» **Data lines**

|---|

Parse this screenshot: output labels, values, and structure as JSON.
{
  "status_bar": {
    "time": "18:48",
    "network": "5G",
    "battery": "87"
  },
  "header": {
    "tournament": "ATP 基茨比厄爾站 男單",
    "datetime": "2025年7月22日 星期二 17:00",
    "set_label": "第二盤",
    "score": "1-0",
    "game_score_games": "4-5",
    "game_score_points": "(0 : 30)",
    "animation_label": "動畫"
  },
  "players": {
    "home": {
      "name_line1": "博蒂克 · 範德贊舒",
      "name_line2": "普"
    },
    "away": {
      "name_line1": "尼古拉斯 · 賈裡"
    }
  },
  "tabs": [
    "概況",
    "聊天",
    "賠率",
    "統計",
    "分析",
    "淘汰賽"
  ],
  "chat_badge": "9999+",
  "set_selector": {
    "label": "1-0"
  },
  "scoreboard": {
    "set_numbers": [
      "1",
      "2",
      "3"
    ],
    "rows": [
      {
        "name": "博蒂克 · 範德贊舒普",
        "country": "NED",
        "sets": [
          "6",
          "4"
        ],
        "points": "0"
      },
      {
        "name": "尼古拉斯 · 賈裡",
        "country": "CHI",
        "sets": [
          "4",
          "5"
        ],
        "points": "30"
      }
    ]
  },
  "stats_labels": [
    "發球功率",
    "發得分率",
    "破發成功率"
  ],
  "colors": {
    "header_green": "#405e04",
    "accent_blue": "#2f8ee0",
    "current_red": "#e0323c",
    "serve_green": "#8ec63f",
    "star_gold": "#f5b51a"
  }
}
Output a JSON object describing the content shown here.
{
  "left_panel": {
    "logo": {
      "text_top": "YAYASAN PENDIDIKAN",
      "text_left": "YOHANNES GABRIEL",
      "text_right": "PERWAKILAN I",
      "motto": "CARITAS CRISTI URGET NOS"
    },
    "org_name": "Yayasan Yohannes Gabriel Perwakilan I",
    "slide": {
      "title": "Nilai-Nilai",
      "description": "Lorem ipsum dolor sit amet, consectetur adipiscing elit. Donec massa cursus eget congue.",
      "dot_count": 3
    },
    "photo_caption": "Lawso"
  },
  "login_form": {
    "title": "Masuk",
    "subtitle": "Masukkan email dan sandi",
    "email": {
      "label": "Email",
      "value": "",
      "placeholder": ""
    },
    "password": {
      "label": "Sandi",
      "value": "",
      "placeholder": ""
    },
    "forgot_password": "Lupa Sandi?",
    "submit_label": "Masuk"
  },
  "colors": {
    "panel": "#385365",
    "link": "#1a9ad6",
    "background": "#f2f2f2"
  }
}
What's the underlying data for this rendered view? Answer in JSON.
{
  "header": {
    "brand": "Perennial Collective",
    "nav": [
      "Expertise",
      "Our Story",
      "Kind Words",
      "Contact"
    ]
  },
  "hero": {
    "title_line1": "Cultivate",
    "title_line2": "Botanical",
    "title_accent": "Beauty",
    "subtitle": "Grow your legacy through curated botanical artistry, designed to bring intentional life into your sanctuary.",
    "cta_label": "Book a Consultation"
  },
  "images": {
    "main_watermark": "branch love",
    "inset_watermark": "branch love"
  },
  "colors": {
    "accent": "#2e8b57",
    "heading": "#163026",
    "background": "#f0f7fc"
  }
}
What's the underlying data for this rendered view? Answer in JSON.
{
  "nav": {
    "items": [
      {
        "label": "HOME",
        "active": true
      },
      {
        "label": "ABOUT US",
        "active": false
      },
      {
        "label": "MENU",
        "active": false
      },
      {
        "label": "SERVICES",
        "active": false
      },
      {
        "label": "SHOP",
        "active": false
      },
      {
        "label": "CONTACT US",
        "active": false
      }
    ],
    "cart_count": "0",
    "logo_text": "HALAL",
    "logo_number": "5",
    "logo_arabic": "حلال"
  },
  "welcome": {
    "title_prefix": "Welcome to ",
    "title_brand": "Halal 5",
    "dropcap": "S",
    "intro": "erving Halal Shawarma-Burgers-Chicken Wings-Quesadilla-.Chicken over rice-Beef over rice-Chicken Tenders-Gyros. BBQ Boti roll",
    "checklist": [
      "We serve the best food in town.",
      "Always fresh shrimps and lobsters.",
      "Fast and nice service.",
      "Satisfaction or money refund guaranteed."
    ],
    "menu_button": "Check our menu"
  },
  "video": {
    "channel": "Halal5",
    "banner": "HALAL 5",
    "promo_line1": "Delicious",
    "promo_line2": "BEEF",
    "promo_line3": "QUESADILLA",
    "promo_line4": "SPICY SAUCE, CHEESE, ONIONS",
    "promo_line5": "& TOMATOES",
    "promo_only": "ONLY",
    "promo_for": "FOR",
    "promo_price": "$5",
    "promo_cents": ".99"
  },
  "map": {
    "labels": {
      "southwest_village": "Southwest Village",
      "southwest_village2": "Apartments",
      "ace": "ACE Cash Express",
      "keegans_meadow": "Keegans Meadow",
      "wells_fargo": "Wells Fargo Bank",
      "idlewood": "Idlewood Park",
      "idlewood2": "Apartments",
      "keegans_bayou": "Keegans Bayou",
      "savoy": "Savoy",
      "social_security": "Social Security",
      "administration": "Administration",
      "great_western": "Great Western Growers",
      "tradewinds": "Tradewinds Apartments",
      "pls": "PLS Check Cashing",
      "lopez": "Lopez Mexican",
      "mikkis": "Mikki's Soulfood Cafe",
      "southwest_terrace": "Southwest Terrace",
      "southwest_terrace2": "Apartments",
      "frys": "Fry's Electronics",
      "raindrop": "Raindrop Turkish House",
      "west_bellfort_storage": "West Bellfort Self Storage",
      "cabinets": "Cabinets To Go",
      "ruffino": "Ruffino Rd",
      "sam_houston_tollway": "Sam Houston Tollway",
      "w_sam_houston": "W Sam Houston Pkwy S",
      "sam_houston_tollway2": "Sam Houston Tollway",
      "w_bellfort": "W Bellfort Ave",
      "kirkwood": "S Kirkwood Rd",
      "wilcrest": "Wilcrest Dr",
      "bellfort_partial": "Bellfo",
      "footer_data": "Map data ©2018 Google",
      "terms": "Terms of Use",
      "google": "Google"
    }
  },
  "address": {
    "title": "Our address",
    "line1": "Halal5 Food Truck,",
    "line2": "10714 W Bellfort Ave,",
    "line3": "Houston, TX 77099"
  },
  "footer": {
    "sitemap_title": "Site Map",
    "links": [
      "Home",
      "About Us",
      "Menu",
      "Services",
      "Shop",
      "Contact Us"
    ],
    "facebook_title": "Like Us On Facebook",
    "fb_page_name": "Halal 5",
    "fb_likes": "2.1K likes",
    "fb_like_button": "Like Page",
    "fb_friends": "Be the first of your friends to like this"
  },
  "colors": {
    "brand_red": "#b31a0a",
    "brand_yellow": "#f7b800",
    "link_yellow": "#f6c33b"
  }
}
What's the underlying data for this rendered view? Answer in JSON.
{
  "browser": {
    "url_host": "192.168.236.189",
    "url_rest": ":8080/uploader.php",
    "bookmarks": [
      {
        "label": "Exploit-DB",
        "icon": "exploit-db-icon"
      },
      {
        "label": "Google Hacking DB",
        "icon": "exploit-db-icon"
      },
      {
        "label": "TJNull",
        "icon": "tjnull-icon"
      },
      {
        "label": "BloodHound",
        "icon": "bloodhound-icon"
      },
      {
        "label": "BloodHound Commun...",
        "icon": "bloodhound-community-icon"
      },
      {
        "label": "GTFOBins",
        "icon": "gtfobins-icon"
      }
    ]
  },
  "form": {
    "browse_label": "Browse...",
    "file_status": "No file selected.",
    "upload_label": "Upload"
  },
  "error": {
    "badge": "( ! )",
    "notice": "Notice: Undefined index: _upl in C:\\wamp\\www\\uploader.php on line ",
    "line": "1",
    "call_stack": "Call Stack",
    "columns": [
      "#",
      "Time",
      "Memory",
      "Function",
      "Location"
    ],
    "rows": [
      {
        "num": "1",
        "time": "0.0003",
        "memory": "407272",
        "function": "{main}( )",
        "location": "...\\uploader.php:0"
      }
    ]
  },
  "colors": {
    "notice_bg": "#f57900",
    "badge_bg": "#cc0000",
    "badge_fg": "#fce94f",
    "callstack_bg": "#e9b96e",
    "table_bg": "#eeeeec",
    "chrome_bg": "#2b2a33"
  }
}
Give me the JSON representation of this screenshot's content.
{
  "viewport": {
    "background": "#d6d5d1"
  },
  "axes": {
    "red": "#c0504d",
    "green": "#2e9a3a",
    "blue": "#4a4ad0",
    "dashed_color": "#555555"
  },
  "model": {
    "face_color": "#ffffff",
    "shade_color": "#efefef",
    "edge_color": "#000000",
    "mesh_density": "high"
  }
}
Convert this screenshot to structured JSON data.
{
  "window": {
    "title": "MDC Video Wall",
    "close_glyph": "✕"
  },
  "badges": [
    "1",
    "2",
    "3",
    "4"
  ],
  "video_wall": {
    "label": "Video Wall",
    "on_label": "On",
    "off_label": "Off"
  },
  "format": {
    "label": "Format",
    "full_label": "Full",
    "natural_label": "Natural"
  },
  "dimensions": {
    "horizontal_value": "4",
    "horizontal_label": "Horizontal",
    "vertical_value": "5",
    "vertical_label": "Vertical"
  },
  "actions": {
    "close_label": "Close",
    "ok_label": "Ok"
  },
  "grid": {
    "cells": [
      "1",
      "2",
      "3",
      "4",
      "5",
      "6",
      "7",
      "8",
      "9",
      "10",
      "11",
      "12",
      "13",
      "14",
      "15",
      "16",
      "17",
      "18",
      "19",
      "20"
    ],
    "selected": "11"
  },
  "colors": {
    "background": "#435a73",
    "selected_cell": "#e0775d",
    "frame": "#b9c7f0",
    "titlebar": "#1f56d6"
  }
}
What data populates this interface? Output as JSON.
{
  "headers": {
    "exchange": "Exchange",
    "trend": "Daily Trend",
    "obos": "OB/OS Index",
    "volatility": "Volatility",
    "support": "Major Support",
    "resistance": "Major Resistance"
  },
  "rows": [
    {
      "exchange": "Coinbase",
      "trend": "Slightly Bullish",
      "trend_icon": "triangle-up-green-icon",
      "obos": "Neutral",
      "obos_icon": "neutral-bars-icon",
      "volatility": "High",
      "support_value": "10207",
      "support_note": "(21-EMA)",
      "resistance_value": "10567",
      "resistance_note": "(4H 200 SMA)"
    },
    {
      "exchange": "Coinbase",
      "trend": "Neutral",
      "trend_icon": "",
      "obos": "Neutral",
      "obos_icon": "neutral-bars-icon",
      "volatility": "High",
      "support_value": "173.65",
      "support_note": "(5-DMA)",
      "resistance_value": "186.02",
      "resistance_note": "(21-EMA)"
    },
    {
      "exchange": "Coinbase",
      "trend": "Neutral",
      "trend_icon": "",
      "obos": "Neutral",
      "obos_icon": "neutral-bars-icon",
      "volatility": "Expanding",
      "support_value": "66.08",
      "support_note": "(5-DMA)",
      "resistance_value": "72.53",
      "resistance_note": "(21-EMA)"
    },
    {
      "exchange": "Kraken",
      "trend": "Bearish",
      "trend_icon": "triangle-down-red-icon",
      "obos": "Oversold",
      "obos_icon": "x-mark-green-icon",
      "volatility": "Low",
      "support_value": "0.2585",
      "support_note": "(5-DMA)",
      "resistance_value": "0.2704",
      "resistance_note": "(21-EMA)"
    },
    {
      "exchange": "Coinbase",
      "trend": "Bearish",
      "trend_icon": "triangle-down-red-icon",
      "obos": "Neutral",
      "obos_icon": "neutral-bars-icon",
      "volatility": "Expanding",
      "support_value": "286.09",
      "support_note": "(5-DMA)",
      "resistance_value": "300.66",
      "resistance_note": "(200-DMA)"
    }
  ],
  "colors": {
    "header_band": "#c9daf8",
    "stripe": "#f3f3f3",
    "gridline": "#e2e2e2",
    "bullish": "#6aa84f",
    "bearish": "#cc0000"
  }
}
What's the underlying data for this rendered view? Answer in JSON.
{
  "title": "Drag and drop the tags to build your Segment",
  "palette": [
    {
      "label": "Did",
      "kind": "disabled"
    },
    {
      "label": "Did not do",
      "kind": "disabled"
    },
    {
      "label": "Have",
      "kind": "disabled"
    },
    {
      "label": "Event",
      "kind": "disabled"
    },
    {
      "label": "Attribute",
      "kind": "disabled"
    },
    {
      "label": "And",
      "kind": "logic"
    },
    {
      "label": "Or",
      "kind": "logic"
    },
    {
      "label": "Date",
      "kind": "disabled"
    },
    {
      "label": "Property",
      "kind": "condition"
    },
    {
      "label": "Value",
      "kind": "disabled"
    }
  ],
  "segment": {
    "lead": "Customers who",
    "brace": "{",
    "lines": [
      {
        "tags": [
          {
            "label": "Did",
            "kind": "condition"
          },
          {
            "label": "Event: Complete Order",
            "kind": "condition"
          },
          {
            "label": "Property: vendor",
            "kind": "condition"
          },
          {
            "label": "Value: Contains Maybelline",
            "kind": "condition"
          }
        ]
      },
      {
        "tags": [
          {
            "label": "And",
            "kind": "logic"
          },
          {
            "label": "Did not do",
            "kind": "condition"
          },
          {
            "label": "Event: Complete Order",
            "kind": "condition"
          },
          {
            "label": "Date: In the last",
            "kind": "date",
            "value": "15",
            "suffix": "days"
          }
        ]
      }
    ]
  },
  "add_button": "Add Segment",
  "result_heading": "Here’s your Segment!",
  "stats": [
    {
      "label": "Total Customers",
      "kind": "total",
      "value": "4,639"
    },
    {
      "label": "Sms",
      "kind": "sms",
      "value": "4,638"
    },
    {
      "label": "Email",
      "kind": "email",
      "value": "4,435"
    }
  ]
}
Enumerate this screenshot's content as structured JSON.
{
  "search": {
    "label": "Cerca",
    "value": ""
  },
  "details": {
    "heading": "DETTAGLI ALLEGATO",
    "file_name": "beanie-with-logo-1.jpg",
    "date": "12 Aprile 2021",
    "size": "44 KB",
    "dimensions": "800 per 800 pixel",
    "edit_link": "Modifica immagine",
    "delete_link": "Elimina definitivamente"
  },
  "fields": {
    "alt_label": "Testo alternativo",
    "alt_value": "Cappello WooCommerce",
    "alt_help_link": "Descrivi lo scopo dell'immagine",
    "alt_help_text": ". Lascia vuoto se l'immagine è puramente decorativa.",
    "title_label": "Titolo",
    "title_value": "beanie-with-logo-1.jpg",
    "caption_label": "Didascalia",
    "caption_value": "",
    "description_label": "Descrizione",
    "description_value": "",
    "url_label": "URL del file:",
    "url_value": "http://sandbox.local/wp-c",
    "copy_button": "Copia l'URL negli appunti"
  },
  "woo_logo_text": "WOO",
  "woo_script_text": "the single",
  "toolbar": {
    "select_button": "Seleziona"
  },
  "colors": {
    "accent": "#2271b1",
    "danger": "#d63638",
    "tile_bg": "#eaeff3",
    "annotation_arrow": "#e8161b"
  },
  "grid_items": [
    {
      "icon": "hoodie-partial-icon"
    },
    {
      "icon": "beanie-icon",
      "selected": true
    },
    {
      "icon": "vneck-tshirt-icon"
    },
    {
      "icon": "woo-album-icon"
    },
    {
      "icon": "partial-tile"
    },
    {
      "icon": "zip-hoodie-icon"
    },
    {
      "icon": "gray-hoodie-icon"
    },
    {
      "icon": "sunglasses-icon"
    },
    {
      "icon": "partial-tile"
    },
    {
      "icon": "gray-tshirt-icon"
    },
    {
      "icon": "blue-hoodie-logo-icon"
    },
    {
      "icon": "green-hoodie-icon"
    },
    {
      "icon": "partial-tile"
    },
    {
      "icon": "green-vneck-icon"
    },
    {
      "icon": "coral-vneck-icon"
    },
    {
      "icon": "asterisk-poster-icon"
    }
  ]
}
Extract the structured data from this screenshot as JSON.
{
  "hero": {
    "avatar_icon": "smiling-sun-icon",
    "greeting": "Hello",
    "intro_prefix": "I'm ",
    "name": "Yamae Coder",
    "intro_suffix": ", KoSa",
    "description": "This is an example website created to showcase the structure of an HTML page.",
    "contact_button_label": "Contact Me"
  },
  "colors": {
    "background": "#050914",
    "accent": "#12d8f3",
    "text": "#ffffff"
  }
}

|---|

» **The request**
State how many lines in the records above contain the word "JSON", and give only that number.

» **Task solution**
11